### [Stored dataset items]

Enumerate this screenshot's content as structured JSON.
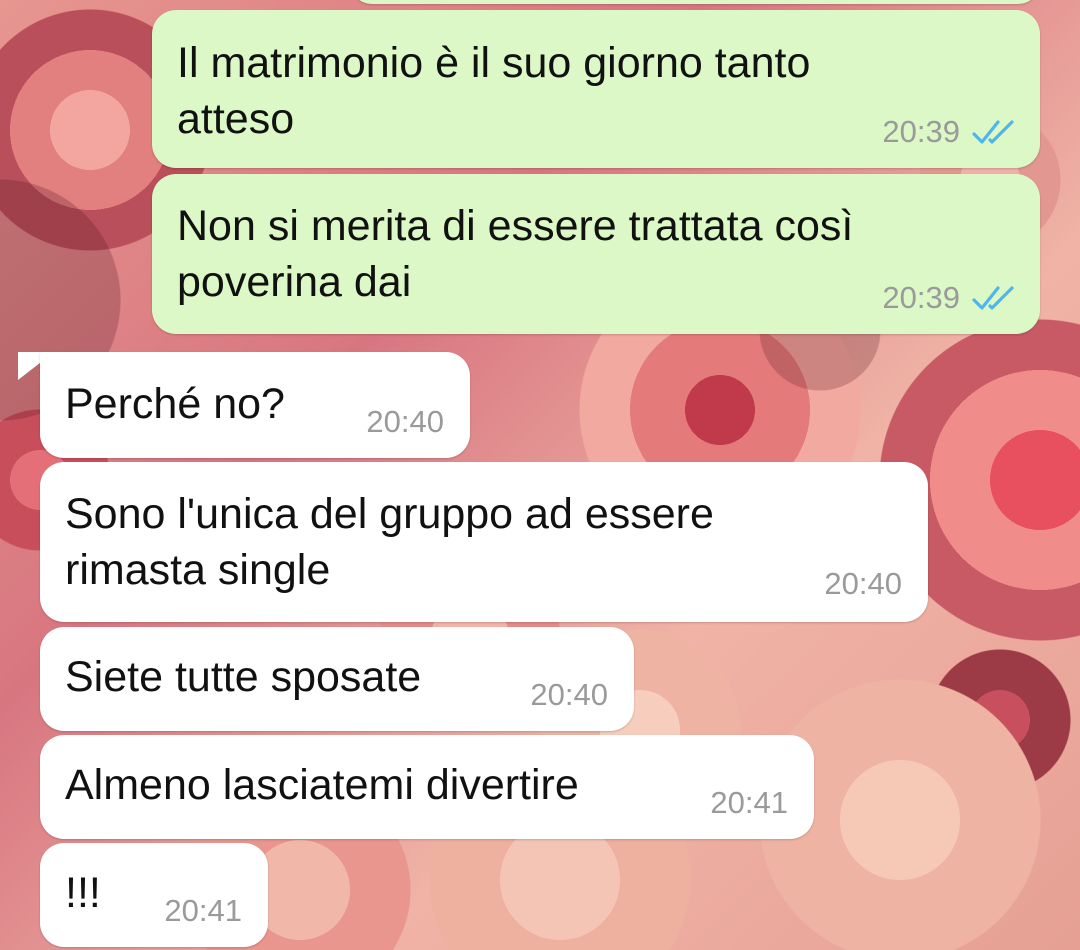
{
  "chat": {
    "messages": [
      {
        "direction": "outgoing",
        "text": "Il matrimonio è il suo giorno tanto\natteso",
        "time": "20:39",
        "status": "double-check-read"
      },
      {
        "direction": "outgoing",
        "text": "Non si merita di essere trattata così\npoverina dai",
        "time": "20:39",
        "status": "double-check-read"
      },
      {
        "direction": "incoming",
        "text": "Perché no?",
        "time": "20:40"
      },
      {
        "direction": "incoming",
        "text": "Sono l'unica del gruppo ad essere\nrimasta single",
        "time": "20:40"
      },
      {
        "direction": "incoming",
        "text": "Siete tutte sposate",
        "time": "20:40"
      },
      {
        "direction": "incoming",
        "text": "Almeno lasciatemi divertire",
        "time": "20:41"
      },
      {
        "direction": "incoming",
        "text": "!!!",
        "time": "20:41"
      }
    ]
  },
  "colors": {
    "outgoing_bubble": "#dcf8c6",
    "incoming_bubble": "#ffffff",
    "timestamp": "#9a9a9a",
    "read_ticks": "#4fb6ec"
  },
  "icons": {
    "read_status": "double-check-icon",
    "wallpaper": "roses-wallpaper"
  }
}
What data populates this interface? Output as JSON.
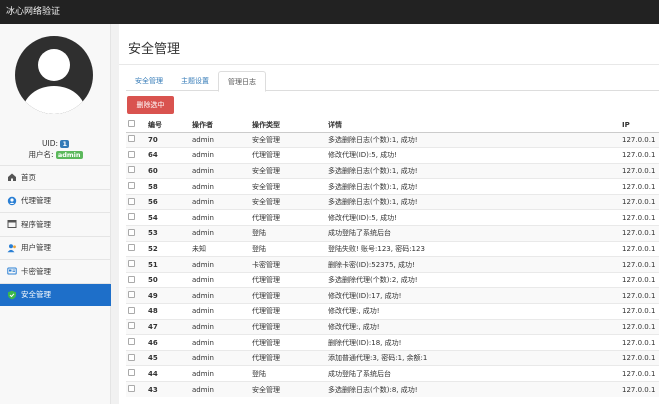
{
  "app_title": "冰心网络验证",
  "user": {
    "uid_label": "UID:",
    "uid": "1",
    "username_label": "用户名:",
    "username": "admin"
  },
  "menu": [
    {
      "label": "首页",
      "icon": "home-icon"
    },
    {
      "label": "代理管理",
      "icon": "agent-icon"
    },
    {
      "label": "程序管理",
      "icon": "program-icon"
    },
    {
      "label": "用户管理",
      "icon": "user-icon"
    },
    {
      "label": "卡密管理",
      "icon": "card-icon"
    },
    {
      "label": "安全管理",
      "icon": "shield-icon",
      "active": true
    }
  ],
  "page_title": "安全管理",
  "tabs": [
    {
      "label": "安全管理"
    },
    {
      "label": "主题设置"
    },
    {
      "label": "管理日志",
      "active": true
    }
  ],
  "delete_button": "删除选中",
  "table": {
    "headers": [
      "编号",
      "操作者",
      "操作类型",
      "详情",
      "IP"
    ],
    "rows": [
      [
        "70",
        "admin",
        "安全管理",
        "多选删除日志(个数):1, 成功!",
        "127.0.0.1"
      ],
      [
        "64",
        "admin",
        "代理管理",
        "修改代理(ID):5, 成功!",
        "127.0.0.1"
      ],
      [
        "60",
        "admin",
        "安全管理",
        "多选删除日志(个数):1, 成功!",
        "127.0.0.1"
      ],
      [
        "58",
        "admin",
        "安全管理",
        "多选删除日志(个数):1, 成功!",
        "127.0.0.1"
      ],
      [
        "56",
        "admin",
        "安全管理",
        "多选删除日志(个数):1, 成功!",
        "127.0.0.1"
      ],
      [
        "54",
        "admin",
        "代理管理",
        "修改代理(ID):5, 成功!",
        "127.0.0.1"
      ],
      [
        "53",
        "admin",
        "登陆",
        "成功登陆了系统后台",
        "127.0.0.1"
      ],
      [
        "52",
        "未知",
        "登陆",
        "登陆失败! 账号:123, 密码:123",
        "127.0.0.1"
      ],
      [
        "51",
        "admin",
        "卡密管理",
        "删除卡密(ID):52375, 成功!",
        "127.0.0.1"
      ],
      [
        "50",
        "admin",
        "代理管理",
        "多选删除代理(个数):2, 成功!",
        "127.0.0.1"
      ],
      [
        "49",
        "admin",
        "代理管理",
        "修改代理(ID):17, 成功!",
        "127.0.0.1"
      ],
      [
        "48",
        "admin",
        "代理管理",
        "修改代理:, 成功!",
        "127.0.0.1"
      ],
      [
        "47",
        "admin",
        "代理管理",
        "修改代理:, 成功!",
        "127.0.0.1"
      ],
      [
        "46",
        "admin",
        "代理管理",
        "删除代理(ID):18, 成功!",
        "127.0.0.1"
      ],
      [
        "45",
        "admin",
        "代理管理",
        "添加普通代理:3, 密码:1, 余额:1",
        "127.0.0.1"
      ],
      [
        "44",
        "admin",
        "登陆",
        "成功登陆了系统后台",
        "127.0.0.1"
      ],
      [
        "43",
        "admin",
        "安全管理",
        "多选删除日志(个数):8, 成功!",
        "127.0.0.1"
      ]
    ]
  },
  "colors": {
    "topbar": "#222222",
    "active_menu": "#1e6fc9",
    "danger": "#d9534f",
    "link": "#337ab7"
  }
}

### [THE EXERCISE]
Reproduce all of the entries word for word, skipping any pictures they hold.

### [COMPLETED TASK]
Enumerate this screenshot's content as structured JSON.
{
  "chat": {
    "messages": [
      {
        "direction": "outgoing",
        "text": "Il matrimonio è il suo giorno tanto\natteso",
        "time": "20:39",
        "status": "double-check-read"
      },
      {
        "direction": "outgoing",
        "text": "Non si merita di essere trattata così\npoverina dai",
        "time": "20:39",
        "status": "double-check-read"
      },
      {
        "direction": "incoming",
        "text": "Perché no?",
        "time": "20:40"
      },
      {
        "direction": "incoming",
        "text": "Sono l'unica del gruppo ad essere\nrimasta single",
        "time": "20:40"
      },
      {
        "direction": "incoming",
        "text": "Siete tutte sposate",
        "time": "20:40"
      },
      {
        "direction": "incoming",
        "text": "Almeno lasciatemi divertire",
        "time": "20:41"
      },
      {
        "direction": "incoming",
        "text": "!!!",
        "time": "20:41"
      }
    ]
  },
  "colors": {
    "outgoing_bubble": "#dcf8c6",
    "incoming_bubble": "#ffffff",
    "timestamp": "#9a9a9a",
    "read_ticks": "#4fb6ec"
  },
  "icons": {
    "read_status": "double-check-icon",
    "wallpaper": "roses-wallpaper"
  }
}
What data populates this interface? Output as JSON.
{
  "app_title": "冰心网络验证",
  "user": {
    "uid_label": "UID:",
    "uid": "1",
    "username_label": "用户名:",
    "username": "admin"
  },
  "menu": [
    {
      "label": "首页",
      "icon": "home-icon"
    },
    {
      "label": "代理管理",
      "icon": "agent-icon"
    },
    {
      "label": "程序管理",
      "icon": "program-icon"
    },
    {
      "label": "用户管理",
      "icon": "user-icon"
    },
    {
      "label": "卡密管理",
      "icon": "card-icon"
    },
    {
      "label": "安全管理",
      "icon": "shield-icon",
      "active": true
    }
  ],
  "page_title": "安全管理",
  "tabs": [
    {
      "label": "安全管理"
    },
    {
      "label": "主题设置"
    },
    {
      "label": "管理日志",
      "active": true
    }
  ],
  "delete_button": "删除选中",
  "table": {
    "headers": [
      "编号",
      "操作者",
      "操作类型",
      "详情",
      "IP"
    ],
    "rows": [
      [
        "70",
        "admin",
        "安全管理",
        "多选删除日志(个数):1, 成功!",
        "127.0.0.1"
      ],
      [
        "64",
        "admin",
        "代理管理",
        "修改代理(ID):5, 成功!",
        "127.0.0.1"
      ],
      [
        "60",
        "admin",
        "安全管理",
        "多选删除日志(个数):1, 成功!",
        "127.0.0.1"
      ],
      [
        "58",
        "admin",
        "安全管理",
        "多选删除日志(个数):1, 成功!",
        "127.0.0.1"
      ],
      [
        "56",
        "admin",
        "安全管理",
        "多选删除日志(个数):1, 成功!",
        "127.0.0.1"
      ],
      [
        "54",
        "admin",
        "代理管理",
        "修改代理(ID):5, 成功!",
        "127.0.0.1"
      ],
      [
        "53",
        "admin",
        "登陆",
        "成功登陆了系统后台",
        "127.0.0.1"
      ],
      [
        "52",
        "未知",
        "登陆",
        "登陆失败! 账号:123, 密码:123",
        "127.0.0.1"
      ],
      [
        "51",
        "admin",
        "卡密管理",
        "删除卡密(ID):52375, 成功!",
        "127.0.0.1"
      ],
      [
        "50",
        "admin",
        "代理管理",
        "多选删除代理(个数):2, 成功!",
        "127.0.0.1"
      ],
      [
        "49",
        "admin",
        "代理管理",
        "修改代理(ID):17, 成功!",
        "127.0.0.1"
      ],
      [
        "48",
        "admin",
        "代理管理",
        "修改代理:, 成功!",
        "127.0.0.1"
      ],
      [
        "47",
        "admin",
        "代理管理",
        "修改代理:, 成功!",
        "127.0.0.1"
      ],
      [
        "46",
        "admin",
        "代理管理",
        "删除代理(ID):18, 成功!",
        "127.0.0.1"
      ],
      [
        "45",
        "admin",
        "代理管理",
        "添加普通代理:3, 密码:1, 余额:1",
        "127.0.0.1"
      ],
      [
        "44",
        "admin",
        "登陆",
        "成功登陆了系统后台",
        "127.0.0.1"
      ],
      [
        "43",
        "admin",
        "安全管理",
        "多选删除日志(个数):8, 成功!",
        "127.0.0.1"
      ]
    ]
  },
  "colors": {
    "topbar": "#222222",
    "active_menu": "#1e6fc9",
    "danger": "#d9534f",
    "link": "#337ab7"
  }
}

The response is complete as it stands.